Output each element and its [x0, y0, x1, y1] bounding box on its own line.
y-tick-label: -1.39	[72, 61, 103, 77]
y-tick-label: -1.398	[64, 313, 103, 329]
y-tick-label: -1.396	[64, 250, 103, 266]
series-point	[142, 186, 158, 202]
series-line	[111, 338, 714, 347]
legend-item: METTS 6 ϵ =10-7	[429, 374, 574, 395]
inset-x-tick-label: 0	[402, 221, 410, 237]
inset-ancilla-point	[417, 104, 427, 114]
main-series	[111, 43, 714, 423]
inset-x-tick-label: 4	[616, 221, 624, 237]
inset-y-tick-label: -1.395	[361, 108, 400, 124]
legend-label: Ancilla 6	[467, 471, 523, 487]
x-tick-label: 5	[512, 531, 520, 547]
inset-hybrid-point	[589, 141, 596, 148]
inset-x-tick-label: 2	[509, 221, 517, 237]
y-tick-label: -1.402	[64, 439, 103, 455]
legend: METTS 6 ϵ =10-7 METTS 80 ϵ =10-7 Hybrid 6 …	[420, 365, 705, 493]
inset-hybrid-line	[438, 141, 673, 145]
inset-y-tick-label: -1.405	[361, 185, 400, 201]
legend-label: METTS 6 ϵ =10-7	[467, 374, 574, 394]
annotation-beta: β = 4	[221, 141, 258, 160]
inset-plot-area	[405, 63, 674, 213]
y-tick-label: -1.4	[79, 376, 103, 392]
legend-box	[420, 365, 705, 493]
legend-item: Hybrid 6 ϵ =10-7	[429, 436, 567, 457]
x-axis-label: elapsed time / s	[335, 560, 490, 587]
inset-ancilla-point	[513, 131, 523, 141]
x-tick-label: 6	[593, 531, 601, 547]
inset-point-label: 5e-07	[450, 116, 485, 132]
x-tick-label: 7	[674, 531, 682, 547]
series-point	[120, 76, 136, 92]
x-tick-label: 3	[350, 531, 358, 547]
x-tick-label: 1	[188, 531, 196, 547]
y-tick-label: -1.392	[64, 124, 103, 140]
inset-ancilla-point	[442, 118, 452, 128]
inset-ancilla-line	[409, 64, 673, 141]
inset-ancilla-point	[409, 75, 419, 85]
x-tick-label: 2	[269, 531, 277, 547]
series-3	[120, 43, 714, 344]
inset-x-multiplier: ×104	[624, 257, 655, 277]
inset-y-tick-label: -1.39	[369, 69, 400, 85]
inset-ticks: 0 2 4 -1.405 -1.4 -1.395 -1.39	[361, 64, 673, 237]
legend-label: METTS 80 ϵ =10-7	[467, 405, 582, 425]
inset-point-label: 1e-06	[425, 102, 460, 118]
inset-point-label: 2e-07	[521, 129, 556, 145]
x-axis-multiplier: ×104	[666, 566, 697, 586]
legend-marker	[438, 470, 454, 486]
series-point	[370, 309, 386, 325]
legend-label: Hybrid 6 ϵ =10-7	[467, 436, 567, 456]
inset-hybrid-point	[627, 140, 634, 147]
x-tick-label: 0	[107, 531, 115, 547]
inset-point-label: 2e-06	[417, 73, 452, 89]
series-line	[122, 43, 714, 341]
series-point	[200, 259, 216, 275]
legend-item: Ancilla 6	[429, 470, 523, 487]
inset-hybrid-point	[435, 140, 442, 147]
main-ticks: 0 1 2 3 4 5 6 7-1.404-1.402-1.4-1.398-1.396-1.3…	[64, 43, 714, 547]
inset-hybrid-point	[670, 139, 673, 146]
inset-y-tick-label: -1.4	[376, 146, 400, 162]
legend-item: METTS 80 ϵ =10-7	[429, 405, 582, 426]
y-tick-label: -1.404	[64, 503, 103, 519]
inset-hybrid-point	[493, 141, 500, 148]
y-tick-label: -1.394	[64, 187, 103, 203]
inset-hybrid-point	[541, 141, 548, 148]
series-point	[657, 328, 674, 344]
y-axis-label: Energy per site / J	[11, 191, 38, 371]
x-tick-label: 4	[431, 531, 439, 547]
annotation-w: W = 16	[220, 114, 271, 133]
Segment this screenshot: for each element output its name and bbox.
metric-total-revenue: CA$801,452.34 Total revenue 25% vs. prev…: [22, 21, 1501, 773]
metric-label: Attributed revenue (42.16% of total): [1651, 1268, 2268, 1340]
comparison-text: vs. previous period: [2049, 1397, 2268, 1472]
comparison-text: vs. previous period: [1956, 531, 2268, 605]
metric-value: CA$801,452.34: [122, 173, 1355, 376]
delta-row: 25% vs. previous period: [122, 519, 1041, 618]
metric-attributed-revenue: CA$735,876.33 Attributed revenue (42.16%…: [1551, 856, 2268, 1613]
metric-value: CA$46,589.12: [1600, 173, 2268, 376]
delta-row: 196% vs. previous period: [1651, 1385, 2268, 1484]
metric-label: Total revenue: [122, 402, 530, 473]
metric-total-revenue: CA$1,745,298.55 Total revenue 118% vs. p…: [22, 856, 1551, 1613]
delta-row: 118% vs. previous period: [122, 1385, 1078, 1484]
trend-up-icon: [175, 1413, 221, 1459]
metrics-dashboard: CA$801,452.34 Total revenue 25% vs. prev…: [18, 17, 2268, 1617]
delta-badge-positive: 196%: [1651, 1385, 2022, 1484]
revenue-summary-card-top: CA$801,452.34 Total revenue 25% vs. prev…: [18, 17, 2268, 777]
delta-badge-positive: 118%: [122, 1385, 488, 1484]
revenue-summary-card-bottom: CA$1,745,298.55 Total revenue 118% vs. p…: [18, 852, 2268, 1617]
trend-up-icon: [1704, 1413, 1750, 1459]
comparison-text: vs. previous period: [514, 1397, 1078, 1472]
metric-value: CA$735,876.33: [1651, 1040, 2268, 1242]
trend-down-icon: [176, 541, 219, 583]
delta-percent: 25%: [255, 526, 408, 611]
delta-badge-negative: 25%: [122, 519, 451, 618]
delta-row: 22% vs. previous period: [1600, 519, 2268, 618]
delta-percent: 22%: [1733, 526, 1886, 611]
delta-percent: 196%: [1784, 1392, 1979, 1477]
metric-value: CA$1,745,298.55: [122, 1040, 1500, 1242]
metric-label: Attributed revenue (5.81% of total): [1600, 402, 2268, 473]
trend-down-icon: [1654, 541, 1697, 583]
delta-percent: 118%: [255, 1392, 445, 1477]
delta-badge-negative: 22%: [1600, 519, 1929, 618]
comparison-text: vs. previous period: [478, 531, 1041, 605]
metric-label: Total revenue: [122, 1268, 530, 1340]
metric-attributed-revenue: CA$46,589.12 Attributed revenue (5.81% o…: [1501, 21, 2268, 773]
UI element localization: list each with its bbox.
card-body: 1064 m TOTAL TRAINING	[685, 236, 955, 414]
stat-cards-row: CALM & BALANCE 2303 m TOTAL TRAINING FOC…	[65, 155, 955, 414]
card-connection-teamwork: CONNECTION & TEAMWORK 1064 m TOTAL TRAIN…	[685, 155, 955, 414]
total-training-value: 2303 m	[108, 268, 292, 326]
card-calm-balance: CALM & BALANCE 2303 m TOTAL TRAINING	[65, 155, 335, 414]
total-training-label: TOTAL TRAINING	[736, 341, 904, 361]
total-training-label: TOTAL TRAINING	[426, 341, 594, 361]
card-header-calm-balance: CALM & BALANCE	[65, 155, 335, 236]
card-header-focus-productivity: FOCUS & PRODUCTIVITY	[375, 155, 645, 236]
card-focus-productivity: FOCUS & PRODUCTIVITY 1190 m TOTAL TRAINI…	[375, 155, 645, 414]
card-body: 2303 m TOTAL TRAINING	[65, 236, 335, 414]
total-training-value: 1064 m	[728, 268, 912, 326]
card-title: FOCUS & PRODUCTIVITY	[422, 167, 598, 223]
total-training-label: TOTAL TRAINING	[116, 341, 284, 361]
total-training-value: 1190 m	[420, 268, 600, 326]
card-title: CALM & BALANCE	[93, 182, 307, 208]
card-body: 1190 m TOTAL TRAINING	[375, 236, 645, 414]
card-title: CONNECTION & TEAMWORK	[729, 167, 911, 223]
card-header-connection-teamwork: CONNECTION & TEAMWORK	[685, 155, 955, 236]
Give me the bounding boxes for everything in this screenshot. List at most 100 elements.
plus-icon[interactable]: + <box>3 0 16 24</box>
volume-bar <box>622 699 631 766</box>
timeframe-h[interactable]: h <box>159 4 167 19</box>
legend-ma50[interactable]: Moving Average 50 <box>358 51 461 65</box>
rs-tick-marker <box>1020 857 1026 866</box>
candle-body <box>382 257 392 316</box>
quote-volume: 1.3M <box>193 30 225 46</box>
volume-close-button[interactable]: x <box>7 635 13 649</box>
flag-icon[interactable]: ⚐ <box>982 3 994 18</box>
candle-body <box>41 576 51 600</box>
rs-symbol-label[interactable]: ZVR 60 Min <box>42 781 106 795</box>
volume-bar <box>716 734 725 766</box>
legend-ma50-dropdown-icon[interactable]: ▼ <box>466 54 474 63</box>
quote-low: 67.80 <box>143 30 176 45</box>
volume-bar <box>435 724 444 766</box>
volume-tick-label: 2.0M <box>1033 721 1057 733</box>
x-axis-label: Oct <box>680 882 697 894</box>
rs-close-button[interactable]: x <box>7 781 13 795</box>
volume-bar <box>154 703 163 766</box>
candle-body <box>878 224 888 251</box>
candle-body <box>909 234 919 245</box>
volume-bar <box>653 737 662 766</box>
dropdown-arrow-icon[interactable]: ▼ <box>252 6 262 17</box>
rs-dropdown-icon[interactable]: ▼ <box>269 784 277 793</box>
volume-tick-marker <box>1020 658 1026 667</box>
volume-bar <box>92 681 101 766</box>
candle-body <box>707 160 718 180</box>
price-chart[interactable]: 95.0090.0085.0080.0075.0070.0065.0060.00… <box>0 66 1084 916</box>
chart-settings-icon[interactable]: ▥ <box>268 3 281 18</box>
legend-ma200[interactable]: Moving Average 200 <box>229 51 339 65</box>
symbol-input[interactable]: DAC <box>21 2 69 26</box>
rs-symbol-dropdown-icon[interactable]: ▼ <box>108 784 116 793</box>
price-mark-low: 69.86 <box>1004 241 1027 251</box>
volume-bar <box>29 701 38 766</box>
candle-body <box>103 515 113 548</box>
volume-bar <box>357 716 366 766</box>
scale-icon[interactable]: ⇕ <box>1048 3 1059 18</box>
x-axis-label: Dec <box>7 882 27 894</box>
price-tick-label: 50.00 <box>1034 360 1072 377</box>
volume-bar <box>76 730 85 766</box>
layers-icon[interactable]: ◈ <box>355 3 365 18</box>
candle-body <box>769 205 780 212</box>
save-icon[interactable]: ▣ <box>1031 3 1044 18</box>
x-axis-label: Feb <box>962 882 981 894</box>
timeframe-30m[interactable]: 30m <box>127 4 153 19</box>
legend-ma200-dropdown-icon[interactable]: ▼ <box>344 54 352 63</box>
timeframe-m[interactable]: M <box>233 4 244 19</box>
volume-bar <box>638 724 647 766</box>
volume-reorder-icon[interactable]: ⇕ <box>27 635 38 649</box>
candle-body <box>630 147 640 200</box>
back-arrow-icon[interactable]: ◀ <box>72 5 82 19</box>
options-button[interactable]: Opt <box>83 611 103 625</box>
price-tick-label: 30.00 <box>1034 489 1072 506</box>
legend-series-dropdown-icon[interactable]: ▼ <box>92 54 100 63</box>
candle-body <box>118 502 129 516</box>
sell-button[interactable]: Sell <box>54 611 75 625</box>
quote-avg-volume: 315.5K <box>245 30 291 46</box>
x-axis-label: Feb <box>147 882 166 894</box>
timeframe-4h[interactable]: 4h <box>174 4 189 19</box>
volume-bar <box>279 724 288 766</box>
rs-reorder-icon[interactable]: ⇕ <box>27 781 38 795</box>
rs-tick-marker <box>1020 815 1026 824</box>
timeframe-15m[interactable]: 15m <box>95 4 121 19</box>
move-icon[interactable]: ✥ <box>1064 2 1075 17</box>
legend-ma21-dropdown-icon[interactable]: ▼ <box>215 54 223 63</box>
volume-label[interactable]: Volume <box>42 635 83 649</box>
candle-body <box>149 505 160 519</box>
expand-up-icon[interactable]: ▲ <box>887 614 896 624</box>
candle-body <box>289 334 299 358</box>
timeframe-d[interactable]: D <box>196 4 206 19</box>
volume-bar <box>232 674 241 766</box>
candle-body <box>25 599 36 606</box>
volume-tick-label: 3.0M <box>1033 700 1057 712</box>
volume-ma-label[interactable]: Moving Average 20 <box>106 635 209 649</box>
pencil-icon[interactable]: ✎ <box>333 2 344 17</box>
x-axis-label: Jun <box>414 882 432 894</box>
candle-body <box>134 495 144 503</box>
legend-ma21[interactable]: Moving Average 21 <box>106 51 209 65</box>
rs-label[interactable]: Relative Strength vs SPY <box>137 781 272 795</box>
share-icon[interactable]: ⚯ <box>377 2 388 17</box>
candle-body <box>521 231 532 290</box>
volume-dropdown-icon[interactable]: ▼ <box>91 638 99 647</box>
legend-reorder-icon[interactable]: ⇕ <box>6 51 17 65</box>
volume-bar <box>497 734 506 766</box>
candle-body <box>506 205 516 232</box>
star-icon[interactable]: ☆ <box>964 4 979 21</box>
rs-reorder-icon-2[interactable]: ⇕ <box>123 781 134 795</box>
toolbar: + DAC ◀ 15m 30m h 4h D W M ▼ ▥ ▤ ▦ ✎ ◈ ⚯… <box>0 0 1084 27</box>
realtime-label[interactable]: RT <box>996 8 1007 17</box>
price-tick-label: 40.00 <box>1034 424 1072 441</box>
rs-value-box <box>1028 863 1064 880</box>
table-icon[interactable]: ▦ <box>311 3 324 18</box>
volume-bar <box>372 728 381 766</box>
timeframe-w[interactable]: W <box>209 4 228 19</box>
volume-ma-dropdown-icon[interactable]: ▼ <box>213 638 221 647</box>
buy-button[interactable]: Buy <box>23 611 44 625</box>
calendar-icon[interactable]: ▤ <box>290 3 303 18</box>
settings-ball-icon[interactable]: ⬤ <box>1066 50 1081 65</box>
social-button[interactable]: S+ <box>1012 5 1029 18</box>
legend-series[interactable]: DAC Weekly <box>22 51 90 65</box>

======

■ DIRECTIONS ■
Return the lines from the beginning of the records through the line containing "legend-label: METTS 80", reproducing each one exactly, with both ends included.

■ EXERCISE SOLUTION ■
Output each element and its [x0, y0, x1, y1] bounding box on its own line.
y-tick-label: -1.39	[72, 61, 103, 77]
y-tick-label: -1.398	[64, 313, 103, 329]
y-tick-label: -1.396	[64, 250, 103, 266]
series-point	[142, 186, 158, 202]
series-line	[111, 338, 714, 347]
legend-item: METTS 6 ϵ =10-7	[429, 374, 574, 395]
inset-x-tick-label: 0	[402, 221, 410, 237]
inset-ancilla-point	[417, 104, 427, 114]
main-series	[111, 43, 714, 423]
inset-x-tick-label: 4	[616, 221, 624, 237]
inset-y-tick-label: -1.395	[361, 108, 400, 124]
legend-label: Ancilla 6	[467, 471, 523, 487]
x-tick-label: 5	[512, 531, 520, 547]
inset-hybrid-point	[589, 141, 596, 148]
inset-x-tick-label: 2	[509, 221, 517, 237]
y-tick-label: -1.402	[64, 439, 103, 455]
legend: METTS 6 ϵ =10-7 METTS 80 ϵ =10-7 Hybrid 6 …	[420, 365, 705, 493]
inset-hybrid-line	[438, 141, 673, 145]
inset-y-tick-label: -1.405	[361, 185, 400, 201]
legend-label: METTS 6 ϵ =10-7	[467, 374, 574, 394]
annotation-beta: β = 4	[221, 141, 258, 160]
inset-plot-area	[405, 63, 674, 213]
y-tick-label: -1.4	[79, 376, 103, 392]
legend-box	[420, 365, 705, 493]
legend-item: Hybrid 6 ϵ =10-7	[429, 436, 567, 457]
x-axis-label: elapsed time / s	[335, 560, 490, 587]
inset-ancilla-point	[513, 131, 523, 141]
x-tick-label: 6	[593, 531, 601, 547]
inset-point-label: 5e-07	[450, 116, 485, 132]
x-tick-label: 7	[674, 531, 682, 547]
series-point	[120, 76, 136, 92]
x-tick-label: 3	[350, 531, 358, 547]
x-tick-label: 1	[188, 531, 196, 547]
y-tick-label: -1.392	[64, 124, 103, 140]
inset-ancilla-point	[442, 118, 452, 128]
inset-ancilla-line	[409, 64, 673, 141]
inset-ancilla-point	[409, 75, 419, 85]
x-tick-label: 2	[269, 531, 277, 547]
series-3	[120, 43, 714, 344]
inset-x-multiplier: ×104	[624, 257, 655, 277]
inset-y-tick-label: -1.39	[369, 69, 400, 85]
inset-ticks: 0 2 4 -1.405 -1.4 -1.395 -1.39	[361, 64, 673, 237]
legend-label: METTS 80 ϵ =10-7	[467, 405, 582, 425]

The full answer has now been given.